» WORK TO BE COMPLETED
Copy out, from the entries below, each line holding the string "content".

---- SOURCE MATERIAL

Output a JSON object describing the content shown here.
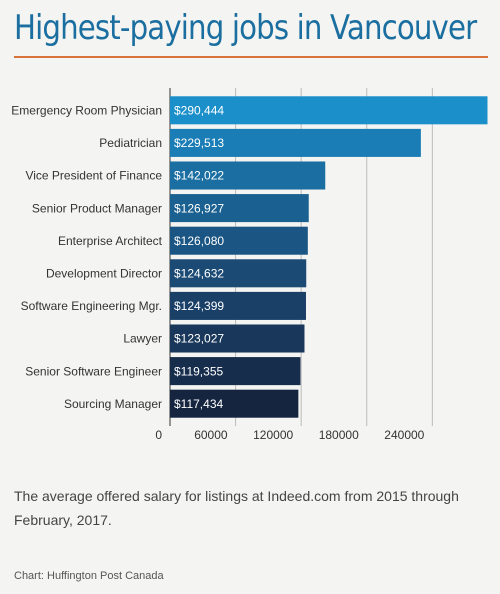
{
  "chart_data": {
    "type": "bar",
    "orientation": "horizontal",
    "title": "Highest-paying jobs in Vancouver",
    "subtitle": "The average offered salary for listings at Indeed.com from 2015 through February, 2017.",
    "source": "Chart: Huffington Post Canada",
    "categories": [
      "Emergency Room Physician",
      "Pediatrician",
      "Vice President of Finance",
      "Senior Product Manager",
      "Enterprise Architect",
      "Development Director",
      "Software Engineering Mgr.",
      "Lawyer",
      "Senior Software Engineer",
      "Sourcing Manager"
    ],
    "values": [
      290444,
      229513,
      142022,
      126927,
      126080,
      124632,
      124399,
      123027,
      119355,
      117434
    ],
    "value_labels": [
      "$290,444",
      "$229,513",
      "$142,022",
      "$126,927",
      "$126,080",
      "$124,632",
      "$124,399",
      "$123,027",
      "$119,355",
      "$117,434"
    ],
    "colors": [
      "#1a8fca",
      "#1a7db5",
      "#1a6ea2",
      "#1a6090",
      "#1b5583",
      "#1b4a75",
      "#1a4068",
      "#19375a",
      "#172d4c",
      "#152540"
    ],
    "xlim": [
      0,
      290000
    ],
    "xticks": [
      0,
      60000,
      120000,
      180000,
      240000
    ],
    "grid": true
  }
}
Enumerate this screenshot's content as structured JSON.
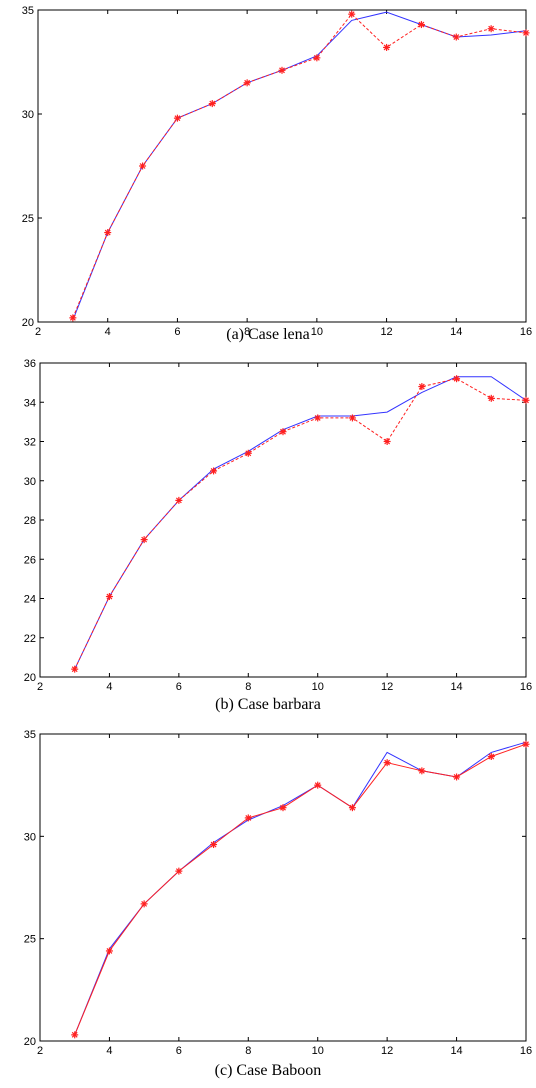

--------

» FULL SOLUTION
Output a JSON object describing the content shown here.
Enumerate this screenshot's content as structured JSON.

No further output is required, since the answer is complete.